### SELECTED PASSAGE
2.1 WWF welcome the opportunity to submit evidence to this select committee enquiry. Trade and investment issues are global in scope, but different countries and different regions have widely different priorities and perspectives. For this reason, WWF responds to these issues by drawing on the expertise of staff based in key locations amongst the 50 country and regional offices WWF has worldwide. This network allows WWF to bring a truly international perspective to trade and in-vestment debates. It allows us to engage not only with governments and companies in centres of influence in the North, but places us to work in partnership with those governments in the South which are becoming increasingly important in shaping the international agenda.

 

3. WWF Approach to Trade

Global Challenges

3.1 There are a number of global challenges facing the world today, such as poverty and inequality, biodiversity loss, climate change, security and HIV/AIDS.

 

3.2 These challenges, though, are intimately interconnected. Consider, for example, the nexus between climate change, trade in oil, the economic fortunes of oil-rich developing countries, international conflict, and terrorism. Or the connections between demand for red meat, trade in fodder for beef-cattle, Brazil's export-led growth strategy, international debt and the deforestation of the Amazon. Or aging populations in Europe and Japan, increased pressure on pension-funds for high rates of return, foreign direct investment into China, growth in Chinese demand for raw materials, and illegal logging in Indonesia.

 

3.3 Such interconnections make prioritisation difficult, and point to the need to formulate our responses on a case-specific basis through deliberative processes reflecting the full range of relevant expertise.

 

3.4 Unless World Trade Organization (WTO) rules are shaped to contribute to meeting global challenges, they will at best divert attention from the urgency of addressing them, and at worst undermine the development of other processes intended to do so. There has been a tendency to pigeon hole global challenges as 'developmental', 'economic' or 'environmental'. However, this makes little sense, as they are all increasingly interdependent. Crucially for WWF, the environment must not be an after thought in Hong Kong, as recently implied by UK DTI and DEFRA Ministers.

 

WTO response to Global Challenges

3.5 Sooner or later the role of trade rules in meeting these global challenges will need to be re-examined. WWF is well aware that today's WTO does not present the best forum for innovative thinking about how international trade rules can be used to help address global challenges. In some circumstances, the pursuit of trade liberalisation can lead to positive steps to meet these challenges. Equally, there are many instances where trade liberalisation undermines such progress. Either way, the economic policies promoted by the WTO have been shaped not by a coherent approach to simultaneously addressing a range of global challenges, but rather in response to short-term national self-interest.

### MATERIAL PROVIDED
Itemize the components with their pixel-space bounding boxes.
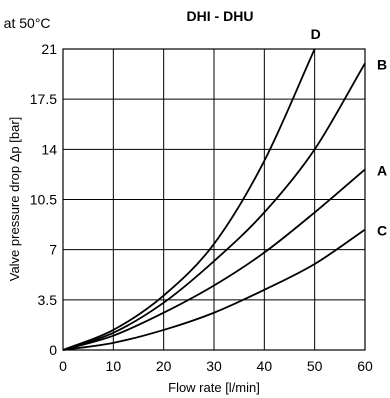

### PROBLEMS
(1) Repeat the part of the WWF trade submission from "3. WWF Approach" up to and including "logging in Indonesia.".
(2) In the WWF trade submission, list the global challenges that point 3.1 names.

### EXERCISE SOLUTIONS
(1)
3. WWF Approach to Trade

Global Challenges

3.1 There are a number of global challenges facing the world today, such as poverty and inequality, biodiversity loss, climate change, security and HIV/AIDS.

 

3.2 These challenges, though, are intimately interconnected. Consider, for example, the nexus between climate change, trade in oil, the economic fortunes of oil-rich developing countries, international conflict, and terrorism. Or the connections between demand for red meat, trade in fodder for beef-cattle, Brazil's export-led growth strategy, international debt and the deforestation of the Amazon. Or aging populations in Europe and Japan, increased pressure on pension-funds for high rates of return, foreign direct investment into China, growth in Chinese demand for raw materials, and illegal logging in Indonesia.

(2)
- Poverty and inequality
- Biodiversity loss
- Climate change
- Security
- HIV/AIDS